■ **Input data**:
[start]

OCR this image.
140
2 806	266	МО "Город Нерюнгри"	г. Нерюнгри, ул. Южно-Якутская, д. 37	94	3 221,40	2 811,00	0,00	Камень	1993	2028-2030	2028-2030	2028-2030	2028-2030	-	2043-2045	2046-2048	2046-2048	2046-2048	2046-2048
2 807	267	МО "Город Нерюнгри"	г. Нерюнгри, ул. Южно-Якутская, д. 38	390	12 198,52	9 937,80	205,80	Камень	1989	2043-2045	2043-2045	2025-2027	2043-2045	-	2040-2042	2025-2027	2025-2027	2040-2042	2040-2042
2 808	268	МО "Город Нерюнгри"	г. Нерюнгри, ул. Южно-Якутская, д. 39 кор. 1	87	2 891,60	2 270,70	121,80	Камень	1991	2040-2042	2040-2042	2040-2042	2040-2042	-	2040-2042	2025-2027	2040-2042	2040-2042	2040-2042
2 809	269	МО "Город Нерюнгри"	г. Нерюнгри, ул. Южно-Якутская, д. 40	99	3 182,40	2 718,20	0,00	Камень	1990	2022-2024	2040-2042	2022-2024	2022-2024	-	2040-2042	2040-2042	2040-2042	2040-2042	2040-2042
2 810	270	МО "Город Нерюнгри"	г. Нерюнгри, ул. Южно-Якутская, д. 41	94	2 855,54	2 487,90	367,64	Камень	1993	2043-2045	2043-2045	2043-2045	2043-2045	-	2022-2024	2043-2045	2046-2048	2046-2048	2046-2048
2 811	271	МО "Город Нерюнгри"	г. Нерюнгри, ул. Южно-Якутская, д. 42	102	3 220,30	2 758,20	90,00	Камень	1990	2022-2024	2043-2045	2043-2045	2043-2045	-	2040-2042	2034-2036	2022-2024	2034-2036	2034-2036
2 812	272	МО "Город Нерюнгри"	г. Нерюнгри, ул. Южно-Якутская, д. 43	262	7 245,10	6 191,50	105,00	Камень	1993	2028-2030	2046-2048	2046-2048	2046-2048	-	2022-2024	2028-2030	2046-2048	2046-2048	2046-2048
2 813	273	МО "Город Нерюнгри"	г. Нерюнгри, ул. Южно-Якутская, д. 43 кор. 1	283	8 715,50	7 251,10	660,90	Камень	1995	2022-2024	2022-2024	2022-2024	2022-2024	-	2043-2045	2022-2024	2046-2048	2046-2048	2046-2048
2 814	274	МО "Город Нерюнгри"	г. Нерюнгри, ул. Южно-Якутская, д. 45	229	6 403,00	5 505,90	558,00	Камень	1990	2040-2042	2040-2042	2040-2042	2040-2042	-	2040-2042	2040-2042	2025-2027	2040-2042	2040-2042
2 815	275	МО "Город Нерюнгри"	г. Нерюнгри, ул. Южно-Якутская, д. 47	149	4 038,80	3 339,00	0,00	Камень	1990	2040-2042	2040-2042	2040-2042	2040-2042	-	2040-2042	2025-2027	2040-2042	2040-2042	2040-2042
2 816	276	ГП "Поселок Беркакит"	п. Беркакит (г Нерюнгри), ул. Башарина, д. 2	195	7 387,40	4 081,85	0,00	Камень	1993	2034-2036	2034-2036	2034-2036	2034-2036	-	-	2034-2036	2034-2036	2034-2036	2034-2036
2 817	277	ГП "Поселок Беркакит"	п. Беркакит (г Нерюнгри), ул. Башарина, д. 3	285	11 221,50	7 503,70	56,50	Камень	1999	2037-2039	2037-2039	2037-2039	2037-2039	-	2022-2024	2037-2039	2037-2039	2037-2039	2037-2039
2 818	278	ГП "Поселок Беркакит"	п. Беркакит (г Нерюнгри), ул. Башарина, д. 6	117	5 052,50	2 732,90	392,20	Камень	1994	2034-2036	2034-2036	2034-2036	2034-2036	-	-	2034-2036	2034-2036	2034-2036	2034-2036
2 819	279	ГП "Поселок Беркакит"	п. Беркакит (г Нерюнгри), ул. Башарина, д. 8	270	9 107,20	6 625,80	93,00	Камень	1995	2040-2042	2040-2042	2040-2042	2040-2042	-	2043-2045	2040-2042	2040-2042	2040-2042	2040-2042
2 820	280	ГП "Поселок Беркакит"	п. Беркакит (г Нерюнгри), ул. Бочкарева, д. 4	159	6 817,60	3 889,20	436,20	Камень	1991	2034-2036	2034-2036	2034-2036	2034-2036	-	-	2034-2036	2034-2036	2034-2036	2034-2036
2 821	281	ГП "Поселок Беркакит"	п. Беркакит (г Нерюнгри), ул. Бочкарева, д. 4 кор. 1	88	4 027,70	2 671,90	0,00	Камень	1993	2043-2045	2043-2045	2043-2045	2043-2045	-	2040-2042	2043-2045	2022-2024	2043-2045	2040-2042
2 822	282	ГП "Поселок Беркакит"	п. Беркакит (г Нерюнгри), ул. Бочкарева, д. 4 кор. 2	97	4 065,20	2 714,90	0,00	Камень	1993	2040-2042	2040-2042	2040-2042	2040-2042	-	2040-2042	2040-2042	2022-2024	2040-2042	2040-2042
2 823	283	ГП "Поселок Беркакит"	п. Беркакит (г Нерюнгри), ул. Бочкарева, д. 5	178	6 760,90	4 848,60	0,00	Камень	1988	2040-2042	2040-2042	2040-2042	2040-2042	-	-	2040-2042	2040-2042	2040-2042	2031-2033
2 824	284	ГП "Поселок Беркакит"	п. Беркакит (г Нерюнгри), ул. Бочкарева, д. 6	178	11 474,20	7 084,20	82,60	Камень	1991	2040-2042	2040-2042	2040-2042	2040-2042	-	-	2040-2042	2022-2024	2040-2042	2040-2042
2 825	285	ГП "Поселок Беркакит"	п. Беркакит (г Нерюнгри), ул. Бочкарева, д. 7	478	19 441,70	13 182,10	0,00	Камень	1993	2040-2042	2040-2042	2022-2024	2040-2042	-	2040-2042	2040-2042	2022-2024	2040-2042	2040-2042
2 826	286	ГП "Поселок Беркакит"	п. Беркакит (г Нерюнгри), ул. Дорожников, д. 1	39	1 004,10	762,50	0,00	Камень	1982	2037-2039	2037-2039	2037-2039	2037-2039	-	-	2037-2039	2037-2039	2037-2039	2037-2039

[end]

■ **Goal**:
Scan the data for the word "Башарина" and copy every line where it shows up.

■ **Output for this task**:
2 816	276	ГП "Поселок Беркакит"	п. Беркакит (г Нерюнгри), ул. Башарина, д. 2	195	7 387,40	4 081,85	0,00	Камень	1993	2034-2036	2034-2036	2034-2036	2034-2036	-	-	2034-2036	2034-2036	2034-2036	2034-2036
2 817	277	ГП "Поселок Беркакит"	п. Беркакит (г Нерюнгри), ул. Башарина, д. 3	285	11 221,50	7 503,70	56,50	Камень	1999	2037-2039	2037-2039	2037-2039	2037-2039	-	2022-2024	2037-2039	2037-2039	2037-2039	2037-2039
2 818	278	ГП "Поселок Беркакит"	п. Беркакит (г Нерюнгри), ул. Башарина, д. 6	117	5 052,50	2 732,90	392,20	Камень	1994	2034-2036	2034-2036	2034-2036	2034-2036	-	-	2034-2036	2034-2036	2034-2036	2034-2036
2 819	279	ГП "Поселок Беркакит"	п. Беркакит (г Нерюнгри), ул. Башарина, д. 8	270	9 107,20	6 625,80	93,00	Камень	1995	2040-2042	2040-2042	2040-2042	2040-2042	-	2043-2045	2040-2042	2040-2042	2040-2042	2040-2042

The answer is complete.